*Task details*.
Restate the entries below word for word, omitting nothing.

*Source data*.
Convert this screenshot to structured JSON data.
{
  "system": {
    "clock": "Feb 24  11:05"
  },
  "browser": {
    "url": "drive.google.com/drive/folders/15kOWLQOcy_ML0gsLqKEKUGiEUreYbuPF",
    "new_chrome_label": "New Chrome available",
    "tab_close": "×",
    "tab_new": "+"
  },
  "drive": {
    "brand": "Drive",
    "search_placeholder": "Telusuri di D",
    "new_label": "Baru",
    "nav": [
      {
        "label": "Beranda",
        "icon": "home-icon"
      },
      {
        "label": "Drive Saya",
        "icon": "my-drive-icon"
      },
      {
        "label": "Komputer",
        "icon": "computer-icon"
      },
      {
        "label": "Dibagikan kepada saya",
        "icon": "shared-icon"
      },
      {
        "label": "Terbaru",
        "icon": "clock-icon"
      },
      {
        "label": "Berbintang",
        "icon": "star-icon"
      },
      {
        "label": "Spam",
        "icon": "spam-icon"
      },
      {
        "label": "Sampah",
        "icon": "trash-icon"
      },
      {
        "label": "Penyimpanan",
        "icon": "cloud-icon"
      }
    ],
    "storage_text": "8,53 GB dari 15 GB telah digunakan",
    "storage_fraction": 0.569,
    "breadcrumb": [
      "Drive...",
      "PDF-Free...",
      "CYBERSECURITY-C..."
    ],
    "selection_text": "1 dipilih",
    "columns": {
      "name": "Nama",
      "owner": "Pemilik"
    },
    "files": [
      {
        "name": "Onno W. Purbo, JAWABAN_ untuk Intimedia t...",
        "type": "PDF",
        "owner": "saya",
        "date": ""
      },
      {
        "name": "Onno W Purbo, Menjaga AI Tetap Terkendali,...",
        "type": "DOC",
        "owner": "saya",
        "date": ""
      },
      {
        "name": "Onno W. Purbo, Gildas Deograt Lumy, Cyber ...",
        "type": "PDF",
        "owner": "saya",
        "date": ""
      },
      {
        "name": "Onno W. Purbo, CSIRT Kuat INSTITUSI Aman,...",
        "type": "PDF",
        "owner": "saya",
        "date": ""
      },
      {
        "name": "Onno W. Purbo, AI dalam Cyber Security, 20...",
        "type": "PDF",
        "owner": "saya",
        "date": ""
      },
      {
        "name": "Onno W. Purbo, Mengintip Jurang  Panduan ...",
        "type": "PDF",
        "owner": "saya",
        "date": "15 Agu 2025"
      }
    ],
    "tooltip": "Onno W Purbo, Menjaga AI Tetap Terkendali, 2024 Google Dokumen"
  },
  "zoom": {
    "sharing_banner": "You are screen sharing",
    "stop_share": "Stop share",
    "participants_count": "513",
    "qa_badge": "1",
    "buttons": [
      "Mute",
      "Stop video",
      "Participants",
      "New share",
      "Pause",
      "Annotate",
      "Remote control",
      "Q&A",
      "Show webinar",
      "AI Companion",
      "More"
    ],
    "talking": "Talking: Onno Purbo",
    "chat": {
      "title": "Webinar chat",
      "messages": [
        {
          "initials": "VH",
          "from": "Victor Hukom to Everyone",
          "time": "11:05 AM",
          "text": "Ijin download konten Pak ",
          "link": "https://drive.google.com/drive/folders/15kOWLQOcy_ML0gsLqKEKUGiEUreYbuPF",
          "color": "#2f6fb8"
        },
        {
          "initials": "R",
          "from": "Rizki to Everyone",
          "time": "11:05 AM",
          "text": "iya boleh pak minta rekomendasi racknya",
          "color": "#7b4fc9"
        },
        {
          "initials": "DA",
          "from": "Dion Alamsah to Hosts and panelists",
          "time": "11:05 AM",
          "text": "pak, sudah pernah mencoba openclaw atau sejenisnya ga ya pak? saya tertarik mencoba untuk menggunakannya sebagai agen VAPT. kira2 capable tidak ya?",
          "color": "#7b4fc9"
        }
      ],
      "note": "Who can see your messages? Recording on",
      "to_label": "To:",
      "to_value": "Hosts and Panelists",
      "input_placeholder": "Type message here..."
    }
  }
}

*Solution for this problem*.
Convert this screenshot to structured JSON data.
{
  "system": {
    "clock": "Feb 24  11:05"
  },
  "browser": {
    "url": "drive.google.com/drive/folders/15kOWLQOcy_ML0gsLqKEKUGiEUreYbuPF",
    "new_chrome_label": "New Chrome available",
    "tab_close": "×",
    "tab_new": "+"
  },
  "drive": {
    "brand": "Drive",
    "search_placeholder": "Telusuri di D",
    "new_label": "Baru",
    "nav": [
      {
        "label": "Beranda",
        "icon": "home-icon"
      },
      {
        "label": "Drive Saya",
        "icon": "my-drive-icon"
      },
      {
        "label": "Komputer",
        "icon": "computer-icon"
      },
      {
        "label": "Dibagikan kepada saya",
        "icon": "shared-icon"
      },
      {
        "label": "Terbaru",
        "icon": "clock-icon"
      },
      {
        "label": "Berbintang",
        "icon": "star-icon"
      },
      {
        "label": "Spam",
        "icon": "spam-icon"
      },
      {
        "label": "Sampah",
        "icon": "trash-icon"
      },
      {
        "label": "Penyimpanan",
        "icon": "cloud-icon"
      }
    ],
    "storage_text": "8,53 GB dari 15 GB telah digunakan",
    "storage_fraction": 0.569,
    "breadcrumb": [
      "Drive...",
      "PDF-Free...",
      "CYBERSECURITY-C..."
    ],
    "selection_text": "1 dipilih",
    "columns": {
      "name": "Nama",
      "owner": "Pemilik"
    },
    "files": [
      {
        "name": "Onno W. Purbo, JAWABAN_ untuk Intimedia t...",
        "type": "PDF",
        "owner": "saya",
        "date": ""
      },
      {
        "name": "Onno W Purbo, Menjaga AI Tetap Terkendali,...",
        "type": "DOC",
        "owner": "saya",
        "date": ""
      },
      {
        "name": "Onno W. Purbo, Gildas Deograt Lumy, Cyber ...",
        "type": "PDF",
        "owner": "saya",
        "date": ""
      },
      {
        "name": "Onno W. Purbo, CSIRT Kuat INSTITUSI Aman,...",
        "type": "PDF",
        "owner": "saya",
        "date": ""
      },
      {
        "name": "Onno W. Purbo, AI dalam Cyber Security, 20...",
        "type": "PDF",
        "owner": "saya",
        "date": ""
      },
      {
        "name": "Onno W. Purbo, Mengintip Jurang  Panduan ...",
        "type": "PDF",
        "owner": "saya",
        "date": "15 Agu 2025"
      }
    ],
    "tooltip": "Onno W Purbo, Menjaga AI Tetap Terkendali, 2024 Google Dokumen"
  },
  "zoom": {
    "sharing_banner": "You are screen sharing",
    "stop_share": "Stop share",
    "participants_count": "513",
    "qa_badge": "1",
    "buttons": [
      "Mute",
      "Stop video",
      "Participants",
      "New share",
      "Pause",
      "Annotate",
      "Remote control",
      "Q&A",
      "Show webinar",
      "AI Companion",
      "More"
    ],
    "talking": "Talking: Onno Purbo",
    "chat": {
      "title": "Webinar chat",
      "messages": [
        {
          "initials": "VH",
          "from": "Victor Hukom to Everyone",
          "time": "11:05 AM",
          "text": "Ijin download konten Pak ",
          "link": "https://drive.google.com/drive/folders/15kOWLQOcy_ML0gsLqKEKUGiEUreYbuPF",
          "color": "#2f6fb8"
        },
        {
          "initials": "R",
          "from": "Rizki to Everyone",
          "time": "11:05 AM",
          "text": "iya boleh pak minta rekomendasi racknya",
          "color": "#7b4fc9"
        },
        {
          "initials": "DA",
          "from": "Dion Alamsah to Hosts and panelists",
          "time": "11:05 AM",
          "text": "pak, sudah pernah mencoba openclaw atau sejenisnya ga ya pak? saya tertarik mencoba untuk menggunakannya sebagai agen VAPT. kira2 capable tidak ya?",
          "color": "#7b4fc9"
        }
      ],
      "note": "Who can see your messages? Recording on",
      "to_label": "To:",
      "to_value": "Hosts and Panelists",
      "input_placeholder": "Type message here..."
    }
  }
}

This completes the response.